阅读材料 ->
Spark内存分析_大数据系统

storage和execution内存的获取

org.apache.spark.memory.UnifiedMemoryManager#getMaxMemory

  
  private def getMaxMemory(conf: SparkConf): Long = {
    val systemMemory = conf.get(TEST_MEMORY)
    val reservedMemory = conf.getLong(TEST_RESERVED_MEMORY.key,
      if (conf.contains(IS_TESTING)) 0 else RESERVED_SYSTEM_MEMORY_BYTES)
    val minSystemMemory = (reservedMemory * 1.5).ceil.toLong
    if (systemMemory < minSystemMemory) {
      throw new IllegalArgumentException(s"System memory $systemMemory must " +
        s"be at least $minSystemMemory. Please increase heap size using the --driver-memory " +
        s"option or ${config.DRIVER_MEMORY.key} in Spark configuration.")
    }
    // SPARK-12759 Check executor memory to fail fast if memory is insufficient
    if (conf.contains(config.EXECUTOR_MEMORY)) {
      val executorMemory = conf.getSizeAsBytes(config.EXECUTOR_MEMORY.key)
      if (executorMemory < minSystemMemory) {
        throw new IllegalArgumentException(s"Executor memory $executorMemory must be at least " +
          s"$minSystemMemory. Please increase executor memory using the " +
          s"--executor-memory option or ${config.EXECUTOR_MEMORY.key} in Spark configuration.")

原始数据 ->
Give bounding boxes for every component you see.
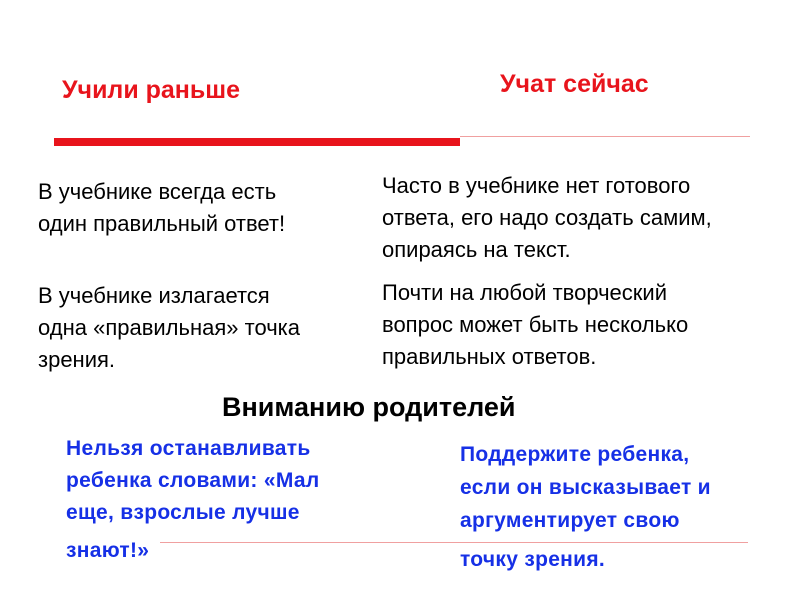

任务说明 ->
将阅读材料中从“Spark内存分析_大数据系统”开始、一直到“systemMemory = conf.get(TEST_MEMORY)”为止的部分重新写出，并把其中的“systemMemory”重命名为“totalMemory”。

参考答案 ->
Spark内存分析_大数据系统

storage和execution内存的获取

org.apache.spark.memory.UnifiedMemoryManager#getMaxMemory

  
  private def getMaxMemory(conf: SparkConf): Long = {
    val totalMemory = conf.get(TEST_MEMORY)